» **EXERCISE OBJECTIVE**:
Can you copy the material from the line with "y-tick-label: 2 xyxy=(537,334,542,344)" through the line with "y-tick-label: -2 xyxy=(534,282,542,292)", swapping "y-tick-label" for "y-axis-label" and leaving everything else unchanged?

» **SUPPLIED INFORMATION**:
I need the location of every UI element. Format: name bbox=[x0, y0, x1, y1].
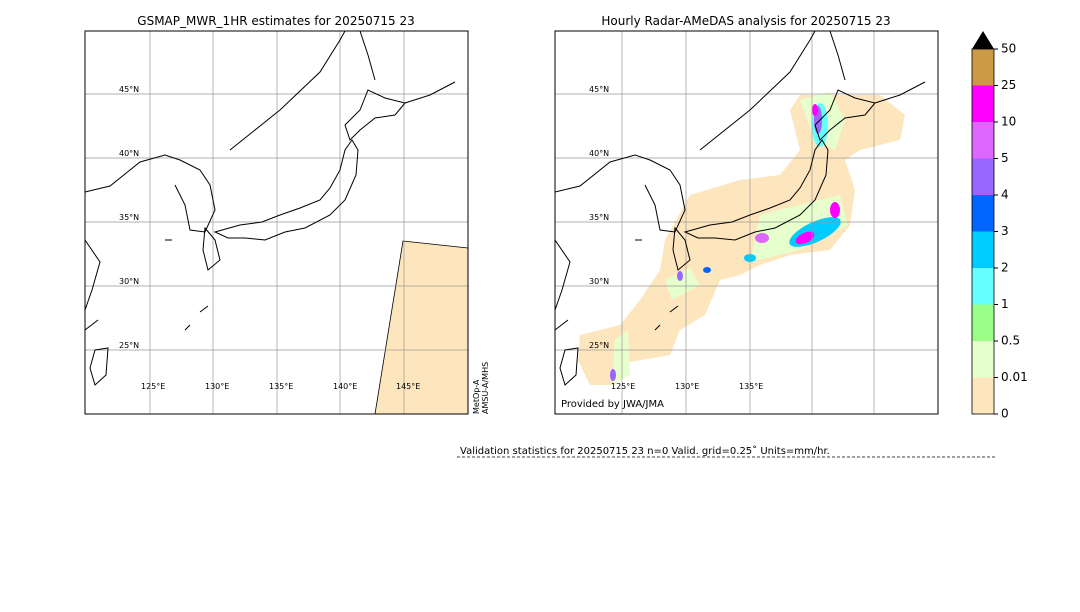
lon-label: 135°E bbox=[739, 382, 763, 391]
colorbar-segment bbox=[972, 85, 994, 122]
panel-title: GSMAP_MWR_1HR estimates for 20250715 23 bbox=[137, 14, 414, 28]
rain-cell bbox=[830, 202, 840, 218]
lon-label: 130°E bbox=[205, 382, 229, 391]
colorbar-segment bbox=[972, 49, 994, 86]
lat-label: 35°N bbox=[589, 213, 609, 222]
lat-label: 40°N bbox=[119, 149, 139, 158]
rain-cell bbox=[677, 271, 683, 281]
colorbar-label: 0 bbox=[1001, 407, 1009, 421]
colorbar-label: 4 bbox=[1001, 188, 1009, 202]
colorbar-label: 2 bbox=[1001, 261, 1009, 275]
rain-area bbox=[374, 240, 468, 414]
colorbar-segment bbox=[972, 158, 994, 195]
lon-label: 135°E bbox=[269, 382, 293, 391]
rain-cell bbox=[795, 231, 815, 245]
validation-text: Validation statistics for 20250715 23 n=… bbox=[460, 445, 830, 457]
rain-cell bbox=[703, 267, 711, 273]
colorbar-segment bbox=[972, 122, 994, 159]
colorbar-label: 5 bbox=[1001, 151, 1009, 165]
colorbar-segment bbox=[972, 195, 994, 232]
lat-label: 45°N bbox=[119, 85, 139, 94]
rain-cell bbox=[812, 104, 818, 116]
satellite-label: AMSU-A/MHS bbox=[481, 362, 490, 414]
colorbar-label: 10 bbox=[1001, 115, 1016, 129]
rain-cell bbox=[610, 369, 616, 381]
satellite-label: MetOp-A bbox=[472, 379, 481, 414]
colorbar-label: 50 bbox=[1001, 42, 1016, 56]
colorbar-segment bbox=[972, 231, 994, 268]
lat-label: 35°N bbox=[119, 213, 139, 222]
lat-label: 30°N bbox=[589, 277, 609, 286]
lat-label: 45°N bbox=[589, 85, 609, 94]
grid bbox=[555, 31, 938, 414]
colorbar-segment bbox=[972, 304, 994, 341]
colorbar-extension bbox=[972, 31, 994, 49]
lon-label: 125°E bbox=[611, 382, 635, 391]
lat-label: 25°N bbox=[589, 341, 609, 350]
lat-label: 30°N bbox=[119, 277, 139, 286]
colorbar-label: 1 bbox=[1001, 297, 1009, 311]
map-border bbox=[554, 30, 939, 415]
rain-area bbox=[578, 95, 905, 385]
lon-label: 130°E bbox=[675, 382, 699, 391]
map-border bbox=[84, 30, 469, 415]
credit: Provided by JWA/JMA bbox=[561, 399, 664, 410]
colorbar: 0 0.01 0.5 1 2 3 4 5 10 25 50 bbox=[971, 31, 1028, 421]
panel-title: Hourly Radar-AMeDAS analysis for 2025071… bbox=[601, 14, 890, 28]
left-map: GSMAP_MWR_1HR estimates for 20250715 23 … bbox=[84, 14, 490, 415]
lon-label: 140°E bbox=[333, 382, 357, 391]
colorbar-label: 25 bbox=[1001, 78, 1016, 92]
colorbar-label: 0.5 bbox=[1001, 334, 1020, 348]
grid bbox=[85, 31, 468, 414]
lat-label: 25°N bbox=[119, 341, 139, 350]
colorbar-label: 0.01 bbox=[1001, 370, 1028, 384]
colorbar-segment bbox=[972, 341, 994, 378]
colorbar-label: 3 bbox=[1001, 224, 1009, 238]
rain-cell bbox=[755, 233, 769, 243]
right-map: Hourly Radar-AMeDAS analysis for 2025071… bbox=[554, 14, 939, 415]
lat-label: 40°N bbox=[589, 149, 609, 158]
lon-label: 125°E bbox=[141, 382, 165, 391]
colorbar-segment bbox=[972, 377, 994, 414]
colorbar-segment bbox=[972, 268, 994, 305]
lon-label: 145°E bbox=[396, 382, 420, 391]
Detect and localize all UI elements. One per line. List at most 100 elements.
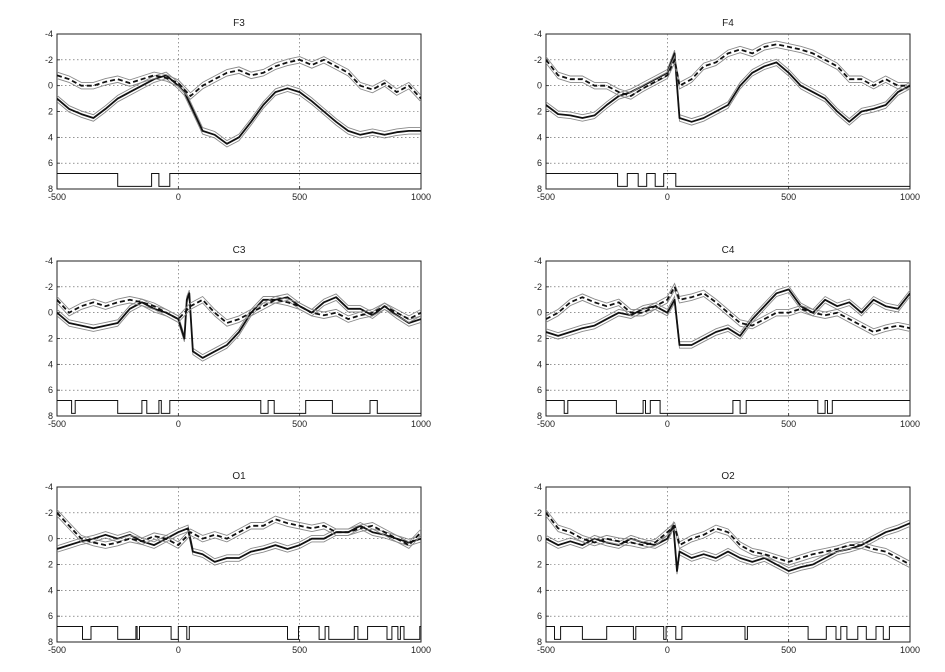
y-tick-label: 2 xyxy=(537,334,542,344)
y-tick-label: 4 xyxy=(48,359,53,369)
y-tick-label: 0 xyxy=(537,308,542,318)
series-line-dashed xyxy=(57,512,421,546)
x-tick-label: 0 xyxy=(176,192,181,202)
trigger-trace xyxy=(57,626,421,640)
y-tick-label: 4 xyxy=(537,359,542,369)
x-tick-label: -500 xyxy=(537,645,555,655)
series-line-solid xyxy=(57,292,421,359)
y-tick-label: 4 xyxy=(537,132,542,142)
y-tick-label: -2 xyxy=(534,282,542,292)
x-tick-label: -500 xyxy=(48,192,66,202)
confidence-band-line xyxy=(57,302,421,327)
y-tick-label: -4 xyxy=(534,256,542,266)
y-tick-label: 4 xyxy=(48,132,53,142)
chart-title: F4 xyxy=(722,18,734,29)
y-tick-label: 4 xyxy=(48,585,53,595)
y-tick-label: 0 xyxy=(48,534,53,544)
confidence-band-line xyxy=(546,282,910,330)
y-tick-label: 6 xyxy=(48,385,53,395)
confidence-band-line xyxy=(546,525,910,575)
plot-area xyxy=(546,509,910,640)
y-tick-label: 6 xyxy=(537,385,542,395)
x-tick-label: 500 xyxy=(292,192,307,202)
chart-panel-o2: O2 -500 0 500 1000 -4 -2 0 2 4 6 8 xyxy=(534,471,920,655)
plot-area xyxy=(57,56,421,187)
series-line-solid xyxy=(546,52,910,123)
series-line-dashed xyxy=(57,58,421,100)
y-tick-label: 8 xyxy=(537,184,542,194)
x-tick-label: 500 xyxy=(781,192,796,202)
y-tick-label: 0 xyxy=(48,308,53,318)
x-tick-label: 1000 xyxy=(411,419,431,429)
confidence-band-line xyxy=(57,71,421,142)
y-tick-label: -2 xyxy=(45,282,53,292)
confidence-band-line xyxy=(57,296,421,362)
x-tick-label: 500 xyxy=(781,419,796,429)
chart-title: C3 xyxy=(233,245,246,256)
y-tick-label: 8 xyxy=(537,637,542,647)
y-tick-label: 8 xyxy=(48,637,53,647)
plot-area xyxy=(57,509,421,640)
trigger-trace xyxy=(546,626,910,640)
confidence-band-line xyxy=(57,56,421,96)
confidence-band-line xyxy=(57,295,421,321)
series-line-solid xyxy=(57,74,421,145)
y-tick-label: 2 xyxy=(48,560,53,570)
confidence-band-line xyxy=(57,515,421,549)
series-line-solid xyxy=(57,524,421,563)
x-tick-label: 0 xyxy=(665,645,670,655)
y-tick-label: 2 xyxy=(48,107,53,117)
confidence-band-line xyxy=(546,40,910,94)
confidence-band-line xyxy=(546,509,910,562)
x-tick-label: 500 xyxy=(292,419,307,429)
chart-panel-f4: F4 -500 0 500 1000 -4 -2 0 2 4 6 8 xyxy=(534,18,920,202)
x-tick-label: 1000 xyxy=(900,192,920,202)
trigger-trace xyxy=(546,400,910,414)
x-tick-label: -500 xyxy=(48,419,66,429)
plot-area xyxy=(546,282,910,414)
confidence-band-line xyxy=(57,289,421,356)
y-tick-label: 6 xyxy=(48,611,53,621)
confidence-band-line xyxy=(57,521,421,560)
series-line-dashed xyxy=(546,43,910,97)
y-tick-label: 8 xyxy=(48,411,53,421)
x-tick-label: 0 xyxy=(665,192,670,202)
chart-title: F3 xyxy=(233,18,245,29)
confidence-band-line xyxy=(546,285,910,343)
y-tick-label: 0 xyxy=(537,534,542,544)
y-tick-label: 0 xyxy=(48,81,53,91)
y-tick-label: 6 xyxy=(48,158,53,168)
confidence-band-line xyxy=(546,49,910,120)
plot-area xyxy=(57,289,421,414)
trigger-trace xyxy=(546,173,910,187)
x-tick-label: 1000 xyxy=(411,645,431,655)
confidence-band-line xyxy=(546,47,910,100)
y-tick-label: 2 xyxy=(537,560,542,570)
y-tick-label: -4 xyxy=(534,29,542,39)
trigger-trace xyxy=(57,173,421,187)
x-tick-label: -500 xyxy=(537,419,555,429)
confidence-band-line xyxy=(57,62,421,103)
chart-panel-c4: C4 -500 0 500 1000 -4 -2 0 2 4 6 8 xyxy=(534,245,920,429)
series-line-dashed xyxy=(546,512,910,566)
y-tick-label: 2 xyxy=(537,107,542,117)
series-line-dashed xyxy=(57,298,421,324)
chart-title: O1 xyxy=(232,471,246,482)
x-tick-label: -500 xyxy=(537,192,555,202)
y-tick-label: 0 xyxy=(537,81,542,91)
confidence-band-line xyxy=(546,515,910,569)
chart-panel-o1: O1 -500 0 500 1000 -4 -2 0 2 4 6 8 xyxy=(45,471,431,655)
trigger-trace xyxy=(57,400,421,414)
y-tick-label: 8 xyxy=(537,411,542,421)
y-tick-label: -2 xyxy=(534,55,542,65)
series-line-solid xyxy=(546,288,910,346)
x-tick-label: 500 xyxy=(292,645,307,655)
chart-title: C4 xyxy=(722,245,735,256)
confidence-band-line xyxy=(57,509,421,543)
y-tick-label: -4 xyxy=(45,256,53,266)
chart-panel-c3: C3 -500 0 500 1000 -4 -2 0 2 4 6 8 xyxy=(45,245,431,429)
confidence-band-line xyxy=(546,292,910,349)
x-tick-label: 500 xyxy=(781,645,796,655)
confidence-band-line xyxy=(57,78,421,148)
y-tick-label: 6 xyxy=(537,611,542,621)
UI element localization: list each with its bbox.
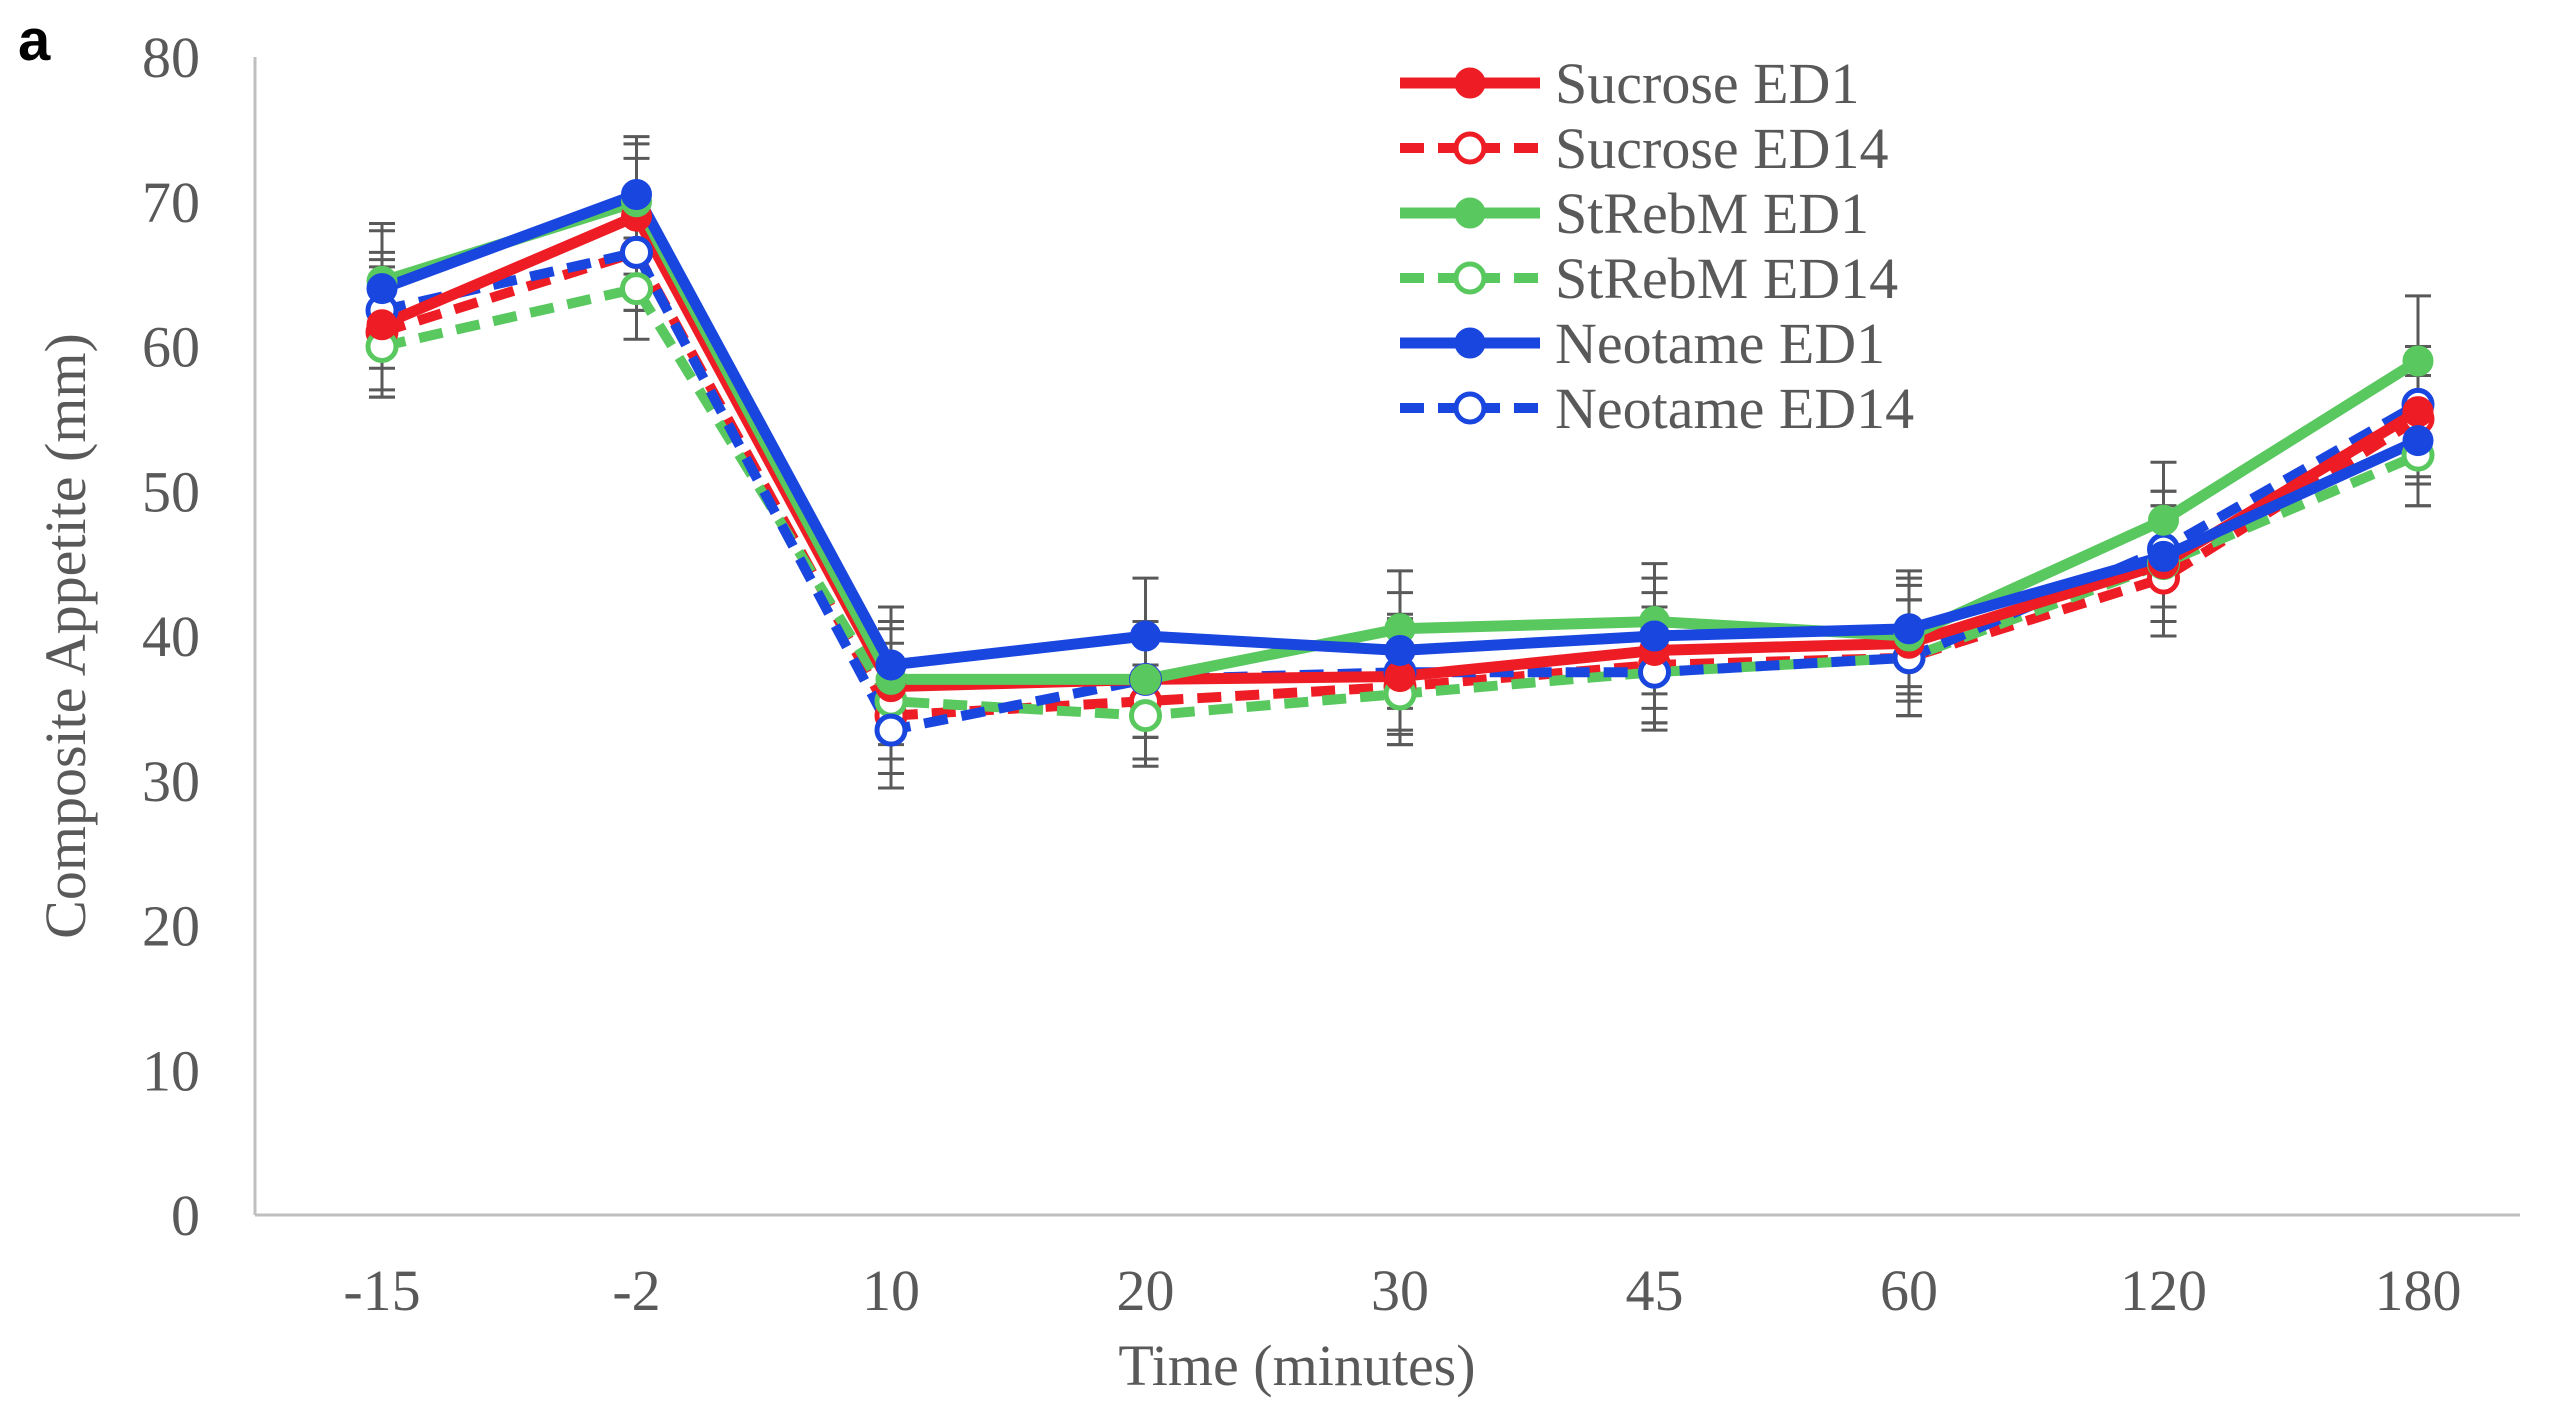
panel-label: a: [18, 8, 51, 73]
legend-label-sucrose-ed1: Sucrose ED1: [1555, 51, 1859, 116]
x-tick-label: 30: [1371, 1258, 1429, 1323]
legend-marker-neotame-ed1: [1454, 327, 1486, 359]
legend-marker-sucrose-ed14: [1453, 131, 1487, 165]
x-tick-label: -15: [343, 1258, 420, 1323]
x-tick-labels: -15 -2 10 20 30 45 60 120 180: [343, 1258, 2461, 1323]
data-point-neotame-ed14: [874, 713, 908, 747]
x-tick-label: -2: [612, 1258, 660, 1323]
legend-label-neotame-ed1: Neotame ED1: [1555, 311, 1885, 376]
legend-label-strebm-ed14: StRebM ED14: [1555, 246, 1898, 311]
legend-marker-strebm-ed14: [1453, 261, 1487, 295]
data-point-neotame-ed1: [2148, 540, 2179, 572]
x-tick-label: 60: [1880, 1258, 1938, 1323]
x-tick-label: 20: [1117, 1258, 1175, 1323]
x-tick-label: 120: [2120, 1258, 2207, 1323]
data-point-strebm-ed14: [1129, 699, 1162, 733]
data-point-sucrose-ed1: [2402, 396, 2434, 428]
data-point-strebm-ed1: [2148, 504, 2179, 536]
data-point-sucrose-ed1: [366, 309, 398, 341]
y-tick-label: 60: [142, 315, 200, 380]
data-point-neotame-ed1: [875, 649, 907, 681]
data-point-neotame-ed1: [1384, 634, 1416, 666]
data-point-neotame-ed1: [1130, 620, 1161, 652]
y-tick-labels: 0 10 20 30 40 50 60 70 80: [142, 25, 200, 1248]
y-tick-label: 10: [142, 1038, 200, 1103]
legend-label-neotame-ed14: Neotame ED14: [1555, 376, 1914, 441]
y-tick-label: 40: [142, 604, 200, 669]
x-tick-label: 180: [2375, 1258, 2462, 1323]
data-point-strebm-ed1: [2402, 345, 2434, 377]
legend-marker-strebm-ed1: [1454, 197, 1486, 229]
data-point-neotame-ed14: [620, 235, 653, 269]
legend-marker-neotame-ed14: [1453, 391, 1487, 425]
y-tick-label: 50: [142, 459, 200, 524]
data-point-strebm-ed1: [1130, 663, 1161, 695]
y-tick-label: 30: [142, 749, 200, 814]
data-point-neotame-ed1: [1893, 613, 1925, 645]
x-tick-label: 10: [862, 1258, 920, 1323]
axes: [253, 57, 2520, 1217]
data-point-neotame-ed1: [621, 179, 652, 211]
y-tick-label: 80: [142, 25, 200, 90]
legend-label-sucrose-ed14: Sucrose ED14: [1555, 116, 1888, 181]
y-tick-label: 20: [142, 894, 200, 959]
series-line-neotame-ed14: [380, 247, 2421, 736]
y-tick-label: 70: [142, 170, 200, 235]
data-point-neotame-ed1: [366, 273, 398, 305]
data-point-neotame-ed1: [1639, 620, 1670, 652]
legend-label-strebm-ed1: StRebM ED1: [1555, 181, 1869, 246]
x-tick-label: 45: [1626, 1258, 1684, 1323]
legend-marker-sucrose-ed1: [1454, 67, 1486, 99]
y-axis-title: Composite Appetite (mm): [33, 333, 98, 939]
series-markers: [365, 179, 2435, 747]
x-axis-title: Time (minutes): [1118, 1333, 1475, 1398]
data-point-neotame-ed1: [2402, 425, 2434, 457]
data-point-sucrose-ed1: [1384, 661, 1416, 693]
y-tick-label: 0: [171, 1183, 200, 1248]
data-point-strebm-ed14: [620, 272, 653, 306]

» **RESULT BELOW**:
y-axis-label: 2 xyxy=(537,334,542,344)
y-axis-label: 4 xyxy=(48,359,53,369)
y-axis-label: 0 xyxy=(537,308,542,318)
series-line-dashed xyxy=(57,512,421,546)
x-tick-label: 0 xyxy=(176,192,181,202)
trigger-trace xyxy=(57,626,421,640)
y-axis-label: 4 xyxy=(537,359,542,369)
x-tick-label: -500 xyxy=(537,645,555,655)
series-line-solid xyxy=(57,292,421,359)
y-axis-label: 4 xyxy=(537,132,542,142)
y-axis-label: -2 xyxy=(534,282,542,292)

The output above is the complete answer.